Task brief
Filter the records below for the word "лососевые". Copy each line that holds it.

Dataset items

---------------

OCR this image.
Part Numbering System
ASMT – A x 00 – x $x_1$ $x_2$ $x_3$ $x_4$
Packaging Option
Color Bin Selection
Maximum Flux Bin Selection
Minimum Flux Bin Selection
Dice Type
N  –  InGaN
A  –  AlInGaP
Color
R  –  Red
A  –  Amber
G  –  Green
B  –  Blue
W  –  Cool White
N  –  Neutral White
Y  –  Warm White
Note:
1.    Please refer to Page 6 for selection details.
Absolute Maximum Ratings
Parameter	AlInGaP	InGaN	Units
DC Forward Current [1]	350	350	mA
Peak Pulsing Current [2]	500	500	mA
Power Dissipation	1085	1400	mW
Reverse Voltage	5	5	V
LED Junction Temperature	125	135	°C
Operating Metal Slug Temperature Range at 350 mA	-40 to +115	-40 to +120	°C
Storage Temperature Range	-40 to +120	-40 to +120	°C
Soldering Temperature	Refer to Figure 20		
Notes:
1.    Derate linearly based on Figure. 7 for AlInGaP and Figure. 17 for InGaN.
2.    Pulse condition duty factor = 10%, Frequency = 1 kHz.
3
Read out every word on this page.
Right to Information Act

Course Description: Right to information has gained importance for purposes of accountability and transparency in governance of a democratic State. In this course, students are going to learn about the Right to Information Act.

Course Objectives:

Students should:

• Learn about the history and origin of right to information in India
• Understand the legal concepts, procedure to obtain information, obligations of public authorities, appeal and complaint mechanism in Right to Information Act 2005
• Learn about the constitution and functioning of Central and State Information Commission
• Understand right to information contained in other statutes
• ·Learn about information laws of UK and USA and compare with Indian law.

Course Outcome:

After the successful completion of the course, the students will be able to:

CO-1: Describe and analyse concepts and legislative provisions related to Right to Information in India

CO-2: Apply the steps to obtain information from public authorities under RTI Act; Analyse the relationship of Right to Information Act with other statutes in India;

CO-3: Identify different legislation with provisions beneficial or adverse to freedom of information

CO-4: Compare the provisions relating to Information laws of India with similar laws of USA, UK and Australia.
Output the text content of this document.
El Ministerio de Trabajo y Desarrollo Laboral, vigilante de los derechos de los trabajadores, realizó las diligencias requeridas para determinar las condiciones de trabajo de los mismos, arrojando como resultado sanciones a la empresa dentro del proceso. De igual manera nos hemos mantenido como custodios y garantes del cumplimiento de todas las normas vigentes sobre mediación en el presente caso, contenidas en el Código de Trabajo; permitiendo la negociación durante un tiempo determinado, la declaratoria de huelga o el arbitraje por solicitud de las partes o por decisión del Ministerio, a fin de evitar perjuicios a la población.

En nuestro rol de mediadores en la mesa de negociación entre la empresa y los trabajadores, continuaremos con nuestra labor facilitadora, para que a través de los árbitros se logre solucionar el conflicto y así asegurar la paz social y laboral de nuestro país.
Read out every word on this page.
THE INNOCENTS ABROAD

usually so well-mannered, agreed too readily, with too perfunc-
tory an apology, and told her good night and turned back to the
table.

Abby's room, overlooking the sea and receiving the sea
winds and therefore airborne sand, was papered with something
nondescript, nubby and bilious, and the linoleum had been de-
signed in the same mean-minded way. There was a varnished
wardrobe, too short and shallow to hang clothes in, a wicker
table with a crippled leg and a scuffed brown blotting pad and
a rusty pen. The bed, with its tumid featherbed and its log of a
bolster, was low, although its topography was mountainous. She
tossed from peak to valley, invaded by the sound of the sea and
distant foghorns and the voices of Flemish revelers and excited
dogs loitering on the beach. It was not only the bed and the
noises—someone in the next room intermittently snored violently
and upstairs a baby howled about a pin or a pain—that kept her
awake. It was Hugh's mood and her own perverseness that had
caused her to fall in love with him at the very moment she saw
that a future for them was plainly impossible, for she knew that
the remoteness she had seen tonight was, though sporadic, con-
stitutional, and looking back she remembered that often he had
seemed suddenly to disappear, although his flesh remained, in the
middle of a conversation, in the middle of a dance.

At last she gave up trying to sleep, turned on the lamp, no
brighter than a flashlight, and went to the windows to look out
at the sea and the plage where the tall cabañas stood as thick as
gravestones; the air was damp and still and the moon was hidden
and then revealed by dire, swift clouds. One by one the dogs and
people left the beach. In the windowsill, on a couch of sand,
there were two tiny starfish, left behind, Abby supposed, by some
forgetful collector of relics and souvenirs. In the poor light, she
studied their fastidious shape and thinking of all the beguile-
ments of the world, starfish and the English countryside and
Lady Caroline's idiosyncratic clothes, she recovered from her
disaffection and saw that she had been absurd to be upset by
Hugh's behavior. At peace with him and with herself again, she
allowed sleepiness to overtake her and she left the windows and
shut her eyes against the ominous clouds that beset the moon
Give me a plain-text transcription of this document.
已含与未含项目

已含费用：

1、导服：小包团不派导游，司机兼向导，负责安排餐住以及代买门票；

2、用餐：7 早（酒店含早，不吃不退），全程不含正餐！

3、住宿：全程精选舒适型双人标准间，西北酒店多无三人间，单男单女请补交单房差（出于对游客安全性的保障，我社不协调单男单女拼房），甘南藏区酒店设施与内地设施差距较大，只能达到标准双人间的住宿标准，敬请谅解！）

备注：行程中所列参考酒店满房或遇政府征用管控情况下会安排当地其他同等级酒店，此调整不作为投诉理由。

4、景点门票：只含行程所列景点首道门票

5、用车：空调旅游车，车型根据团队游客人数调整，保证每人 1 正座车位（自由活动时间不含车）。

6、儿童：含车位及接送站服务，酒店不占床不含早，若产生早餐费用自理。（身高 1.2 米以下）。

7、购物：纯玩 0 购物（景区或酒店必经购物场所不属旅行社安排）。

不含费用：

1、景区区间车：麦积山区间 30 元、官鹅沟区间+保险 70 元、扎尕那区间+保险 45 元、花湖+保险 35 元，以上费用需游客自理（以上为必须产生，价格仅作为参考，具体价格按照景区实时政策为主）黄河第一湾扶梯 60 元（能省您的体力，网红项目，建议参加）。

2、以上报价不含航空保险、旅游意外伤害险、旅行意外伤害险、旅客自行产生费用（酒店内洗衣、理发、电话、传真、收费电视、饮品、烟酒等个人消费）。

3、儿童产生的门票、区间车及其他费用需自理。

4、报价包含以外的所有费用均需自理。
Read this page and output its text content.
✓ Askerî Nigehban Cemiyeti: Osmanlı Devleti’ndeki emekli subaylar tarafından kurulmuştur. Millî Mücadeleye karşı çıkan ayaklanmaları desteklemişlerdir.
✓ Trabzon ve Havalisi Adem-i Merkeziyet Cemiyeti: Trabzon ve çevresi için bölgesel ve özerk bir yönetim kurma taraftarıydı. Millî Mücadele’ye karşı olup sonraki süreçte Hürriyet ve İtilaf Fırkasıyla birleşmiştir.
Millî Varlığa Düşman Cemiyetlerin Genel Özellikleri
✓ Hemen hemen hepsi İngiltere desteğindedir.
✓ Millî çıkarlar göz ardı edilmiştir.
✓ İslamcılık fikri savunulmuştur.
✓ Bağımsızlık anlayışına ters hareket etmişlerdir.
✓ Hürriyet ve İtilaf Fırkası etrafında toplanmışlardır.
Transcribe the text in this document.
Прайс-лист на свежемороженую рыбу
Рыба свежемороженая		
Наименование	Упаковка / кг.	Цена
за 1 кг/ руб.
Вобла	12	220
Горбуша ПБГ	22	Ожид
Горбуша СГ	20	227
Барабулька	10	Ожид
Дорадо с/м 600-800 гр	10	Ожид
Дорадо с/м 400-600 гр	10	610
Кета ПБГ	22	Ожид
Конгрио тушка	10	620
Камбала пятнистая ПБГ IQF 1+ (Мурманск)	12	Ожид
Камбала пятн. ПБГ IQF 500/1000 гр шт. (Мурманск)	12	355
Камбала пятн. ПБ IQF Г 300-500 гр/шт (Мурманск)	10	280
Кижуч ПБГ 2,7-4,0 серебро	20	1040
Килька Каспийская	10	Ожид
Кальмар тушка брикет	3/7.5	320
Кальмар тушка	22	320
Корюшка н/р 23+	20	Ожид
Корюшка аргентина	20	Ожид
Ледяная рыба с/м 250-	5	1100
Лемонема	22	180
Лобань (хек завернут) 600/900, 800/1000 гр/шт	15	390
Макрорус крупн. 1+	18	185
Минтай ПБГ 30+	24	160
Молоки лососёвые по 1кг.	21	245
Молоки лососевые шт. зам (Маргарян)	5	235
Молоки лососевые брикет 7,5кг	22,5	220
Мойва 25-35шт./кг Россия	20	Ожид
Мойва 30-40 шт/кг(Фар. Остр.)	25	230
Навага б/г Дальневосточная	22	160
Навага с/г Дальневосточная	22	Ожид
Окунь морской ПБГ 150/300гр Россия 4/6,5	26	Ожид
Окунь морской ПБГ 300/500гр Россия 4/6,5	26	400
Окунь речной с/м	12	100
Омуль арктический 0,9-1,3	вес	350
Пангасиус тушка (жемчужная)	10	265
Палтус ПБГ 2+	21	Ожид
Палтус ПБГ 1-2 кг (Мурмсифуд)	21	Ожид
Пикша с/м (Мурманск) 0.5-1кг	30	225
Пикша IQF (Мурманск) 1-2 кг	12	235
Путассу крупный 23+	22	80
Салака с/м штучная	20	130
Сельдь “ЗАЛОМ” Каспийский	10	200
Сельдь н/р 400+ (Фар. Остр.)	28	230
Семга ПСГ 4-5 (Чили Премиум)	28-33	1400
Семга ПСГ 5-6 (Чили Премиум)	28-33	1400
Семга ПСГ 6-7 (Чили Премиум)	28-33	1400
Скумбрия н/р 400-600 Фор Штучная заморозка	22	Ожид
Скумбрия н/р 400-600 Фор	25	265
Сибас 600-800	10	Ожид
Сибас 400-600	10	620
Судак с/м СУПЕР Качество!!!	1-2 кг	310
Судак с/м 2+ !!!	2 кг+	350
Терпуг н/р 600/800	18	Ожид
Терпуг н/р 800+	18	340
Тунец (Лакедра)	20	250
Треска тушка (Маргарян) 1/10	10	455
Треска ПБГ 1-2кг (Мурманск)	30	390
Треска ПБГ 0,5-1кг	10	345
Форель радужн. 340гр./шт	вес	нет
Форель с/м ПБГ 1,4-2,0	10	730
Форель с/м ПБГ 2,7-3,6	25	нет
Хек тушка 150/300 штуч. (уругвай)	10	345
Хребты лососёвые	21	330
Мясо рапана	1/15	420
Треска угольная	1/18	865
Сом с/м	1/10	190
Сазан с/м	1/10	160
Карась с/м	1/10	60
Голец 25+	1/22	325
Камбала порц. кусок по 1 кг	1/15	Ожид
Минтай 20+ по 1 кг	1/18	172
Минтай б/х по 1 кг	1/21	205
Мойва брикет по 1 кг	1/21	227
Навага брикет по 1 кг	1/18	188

---------------

Final result
Молоки лососевые шт. зам (Маргарян)	5	235
Молоки лососевые брикет 7,5кг	22,5	220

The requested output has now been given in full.